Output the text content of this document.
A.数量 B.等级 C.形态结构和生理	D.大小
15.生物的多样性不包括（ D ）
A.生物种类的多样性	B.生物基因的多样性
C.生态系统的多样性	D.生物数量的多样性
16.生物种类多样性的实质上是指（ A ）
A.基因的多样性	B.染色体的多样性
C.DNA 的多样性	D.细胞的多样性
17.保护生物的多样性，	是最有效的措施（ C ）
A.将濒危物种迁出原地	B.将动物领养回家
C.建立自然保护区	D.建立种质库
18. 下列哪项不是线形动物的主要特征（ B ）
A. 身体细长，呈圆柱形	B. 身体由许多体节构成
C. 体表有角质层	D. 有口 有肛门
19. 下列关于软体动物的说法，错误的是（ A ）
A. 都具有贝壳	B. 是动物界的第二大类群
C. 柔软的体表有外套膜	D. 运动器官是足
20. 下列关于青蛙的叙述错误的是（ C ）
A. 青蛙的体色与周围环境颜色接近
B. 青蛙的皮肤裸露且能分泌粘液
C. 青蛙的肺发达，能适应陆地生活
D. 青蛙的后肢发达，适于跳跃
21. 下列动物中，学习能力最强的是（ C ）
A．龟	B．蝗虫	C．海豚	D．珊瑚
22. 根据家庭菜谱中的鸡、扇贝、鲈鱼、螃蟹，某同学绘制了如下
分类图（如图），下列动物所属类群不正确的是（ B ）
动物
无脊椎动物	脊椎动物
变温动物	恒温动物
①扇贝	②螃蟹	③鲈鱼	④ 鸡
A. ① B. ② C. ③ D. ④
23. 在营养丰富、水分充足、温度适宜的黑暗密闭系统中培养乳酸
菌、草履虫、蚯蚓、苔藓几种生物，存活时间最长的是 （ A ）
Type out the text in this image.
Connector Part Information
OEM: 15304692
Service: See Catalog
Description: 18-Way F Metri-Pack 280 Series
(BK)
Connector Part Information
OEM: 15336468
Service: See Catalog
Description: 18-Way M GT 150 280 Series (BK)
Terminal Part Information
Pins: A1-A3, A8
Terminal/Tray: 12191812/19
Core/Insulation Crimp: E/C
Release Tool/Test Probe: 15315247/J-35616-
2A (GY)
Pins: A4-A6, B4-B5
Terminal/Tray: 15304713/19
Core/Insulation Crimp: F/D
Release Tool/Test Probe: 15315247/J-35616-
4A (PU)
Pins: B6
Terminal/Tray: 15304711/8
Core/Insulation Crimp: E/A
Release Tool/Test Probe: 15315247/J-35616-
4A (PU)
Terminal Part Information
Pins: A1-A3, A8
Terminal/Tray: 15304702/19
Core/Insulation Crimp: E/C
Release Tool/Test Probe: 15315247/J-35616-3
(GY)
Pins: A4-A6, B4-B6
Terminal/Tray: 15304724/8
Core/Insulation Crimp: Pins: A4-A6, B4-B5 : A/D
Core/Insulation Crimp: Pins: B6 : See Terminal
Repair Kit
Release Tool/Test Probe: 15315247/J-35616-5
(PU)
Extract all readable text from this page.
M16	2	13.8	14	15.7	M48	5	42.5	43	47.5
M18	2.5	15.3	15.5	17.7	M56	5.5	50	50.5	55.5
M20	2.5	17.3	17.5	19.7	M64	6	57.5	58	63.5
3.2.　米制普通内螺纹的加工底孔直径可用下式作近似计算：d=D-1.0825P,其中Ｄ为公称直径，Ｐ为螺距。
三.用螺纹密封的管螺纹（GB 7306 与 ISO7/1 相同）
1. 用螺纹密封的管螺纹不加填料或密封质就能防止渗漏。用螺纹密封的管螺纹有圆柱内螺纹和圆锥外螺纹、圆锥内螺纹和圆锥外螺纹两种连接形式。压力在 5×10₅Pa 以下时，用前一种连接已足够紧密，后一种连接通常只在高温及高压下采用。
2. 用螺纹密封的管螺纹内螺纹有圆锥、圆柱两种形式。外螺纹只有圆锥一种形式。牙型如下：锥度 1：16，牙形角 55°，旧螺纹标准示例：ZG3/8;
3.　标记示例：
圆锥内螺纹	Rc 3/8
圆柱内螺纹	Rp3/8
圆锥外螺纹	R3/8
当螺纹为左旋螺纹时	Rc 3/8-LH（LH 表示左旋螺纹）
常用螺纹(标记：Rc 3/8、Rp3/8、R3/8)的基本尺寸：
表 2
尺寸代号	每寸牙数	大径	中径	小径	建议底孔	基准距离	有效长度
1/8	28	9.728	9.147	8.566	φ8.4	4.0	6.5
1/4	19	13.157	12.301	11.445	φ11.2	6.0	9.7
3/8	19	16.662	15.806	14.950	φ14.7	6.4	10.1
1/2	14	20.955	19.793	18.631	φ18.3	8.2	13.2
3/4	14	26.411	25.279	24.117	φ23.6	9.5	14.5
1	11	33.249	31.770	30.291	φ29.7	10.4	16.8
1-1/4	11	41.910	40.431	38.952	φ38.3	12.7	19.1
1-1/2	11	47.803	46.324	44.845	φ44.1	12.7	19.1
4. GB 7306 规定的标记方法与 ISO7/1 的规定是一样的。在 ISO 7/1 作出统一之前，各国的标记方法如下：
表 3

● ● ● ● ● ● ●

Directive:
All lines holding the word "Core" should be picked out and copied.

Final result:
Core/Insulation Crimp: E/C
Core/Insulation Crimp: F/D
Core/Insulation Crimp: E/A
Core/Insulation Crimp: E/C
Core/Insulation Crimp: Pins: A4-A6, B4-B5 : A/D
Core/Insulation Crimp: Pins: B6 : See Terminal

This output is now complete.